### Directions for this task
Using the listing below, copy every line that mentions "text".

### Data lines
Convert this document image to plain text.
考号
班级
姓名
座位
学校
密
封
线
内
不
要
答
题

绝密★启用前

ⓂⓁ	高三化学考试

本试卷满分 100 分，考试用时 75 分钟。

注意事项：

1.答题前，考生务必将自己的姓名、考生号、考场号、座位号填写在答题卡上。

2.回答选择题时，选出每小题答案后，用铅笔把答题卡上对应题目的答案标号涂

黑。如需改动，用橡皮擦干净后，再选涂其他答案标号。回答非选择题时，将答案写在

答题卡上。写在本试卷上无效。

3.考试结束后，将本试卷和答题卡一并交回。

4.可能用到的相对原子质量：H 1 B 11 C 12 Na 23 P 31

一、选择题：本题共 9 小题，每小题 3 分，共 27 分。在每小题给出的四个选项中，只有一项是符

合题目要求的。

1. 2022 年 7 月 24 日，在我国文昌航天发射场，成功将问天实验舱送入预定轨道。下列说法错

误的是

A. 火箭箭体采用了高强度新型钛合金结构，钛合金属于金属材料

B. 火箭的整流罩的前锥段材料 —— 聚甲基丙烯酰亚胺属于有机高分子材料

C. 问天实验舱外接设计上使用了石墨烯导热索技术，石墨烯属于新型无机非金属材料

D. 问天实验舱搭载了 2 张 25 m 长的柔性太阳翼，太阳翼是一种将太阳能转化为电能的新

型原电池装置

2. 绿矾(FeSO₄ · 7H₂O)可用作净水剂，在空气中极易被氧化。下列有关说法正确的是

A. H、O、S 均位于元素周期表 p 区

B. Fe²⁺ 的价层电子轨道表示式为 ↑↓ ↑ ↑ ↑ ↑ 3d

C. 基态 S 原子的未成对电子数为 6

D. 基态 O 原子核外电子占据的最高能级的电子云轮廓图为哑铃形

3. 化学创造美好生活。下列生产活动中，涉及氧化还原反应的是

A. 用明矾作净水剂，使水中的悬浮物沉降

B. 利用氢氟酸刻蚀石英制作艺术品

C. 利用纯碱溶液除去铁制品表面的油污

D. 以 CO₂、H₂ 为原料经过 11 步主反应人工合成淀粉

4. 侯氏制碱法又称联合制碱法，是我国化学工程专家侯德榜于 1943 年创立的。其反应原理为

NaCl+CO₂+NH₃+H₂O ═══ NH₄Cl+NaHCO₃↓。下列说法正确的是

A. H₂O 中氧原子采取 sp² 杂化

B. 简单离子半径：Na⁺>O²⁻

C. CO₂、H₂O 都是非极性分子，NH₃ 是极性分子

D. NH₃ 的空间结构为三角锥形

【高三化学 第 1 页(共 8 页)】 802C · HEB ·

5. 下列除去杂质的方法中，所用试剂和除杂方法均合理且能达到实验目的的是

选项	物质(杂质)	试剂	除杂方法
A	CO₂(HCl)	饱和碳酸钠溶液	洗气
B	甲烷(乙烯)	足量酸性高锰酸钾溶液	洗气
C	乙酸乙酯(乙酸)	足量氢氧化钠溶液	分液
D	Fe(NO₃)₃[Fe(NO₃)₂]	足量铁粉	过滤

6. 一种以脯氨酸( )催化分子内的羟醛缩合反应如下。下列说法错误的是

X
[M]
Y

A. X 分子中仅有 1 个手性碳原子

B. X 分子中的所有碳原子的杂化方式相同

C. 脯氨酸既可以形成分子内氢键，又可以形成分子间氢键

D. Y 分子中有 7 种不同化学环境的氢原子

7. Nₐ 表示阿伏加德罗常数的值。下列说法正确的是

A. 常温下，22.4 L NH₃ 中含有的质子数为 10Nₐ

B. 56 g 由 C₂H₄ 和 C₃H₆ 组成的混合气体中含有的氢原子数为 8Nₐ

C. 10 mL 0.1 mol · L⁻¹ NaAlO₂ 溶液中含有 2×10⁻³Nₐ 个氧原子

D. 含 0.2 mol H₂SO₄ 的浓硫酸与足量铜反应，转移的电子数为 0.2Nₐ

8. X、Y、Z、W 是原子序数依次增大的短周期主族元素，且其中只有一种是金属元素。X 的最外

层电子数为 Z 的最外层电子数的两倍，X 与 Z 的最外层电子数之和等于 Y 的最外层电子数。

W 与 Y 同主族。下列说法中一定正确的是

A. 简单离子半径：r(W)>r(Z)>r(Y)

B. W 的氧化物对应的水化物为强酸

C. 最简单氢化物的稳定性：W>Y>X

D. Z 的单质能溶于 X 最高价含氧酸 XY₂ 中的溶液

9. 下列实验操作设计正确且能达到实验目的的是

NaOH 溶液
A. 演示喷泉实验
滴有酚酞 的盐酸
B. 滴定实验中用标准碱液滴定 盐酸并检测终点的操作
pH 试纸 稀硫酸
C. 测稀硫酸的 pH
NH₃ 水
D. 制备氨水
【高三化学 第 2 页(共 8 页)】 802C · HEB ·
--
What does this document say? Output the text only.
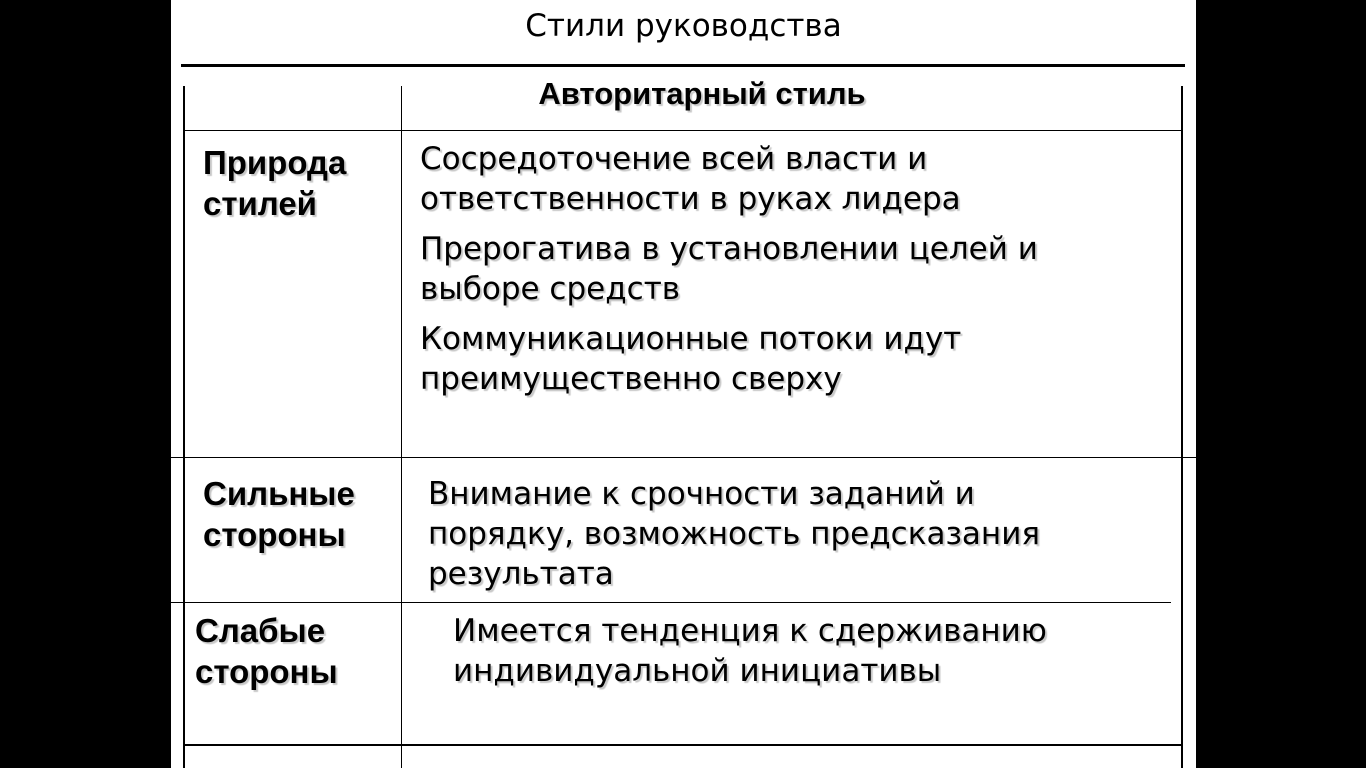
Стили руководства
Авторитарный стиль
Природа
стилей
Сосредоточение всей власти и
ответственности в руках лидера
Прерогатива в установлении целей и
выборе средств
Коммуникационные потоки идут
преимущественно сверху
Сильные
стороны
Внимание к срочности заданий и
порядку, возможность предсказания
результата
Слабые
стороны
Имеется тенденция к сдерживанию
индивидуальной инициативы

### Finished task
Convert this document image to plain text.
What does this document say? Output the text only.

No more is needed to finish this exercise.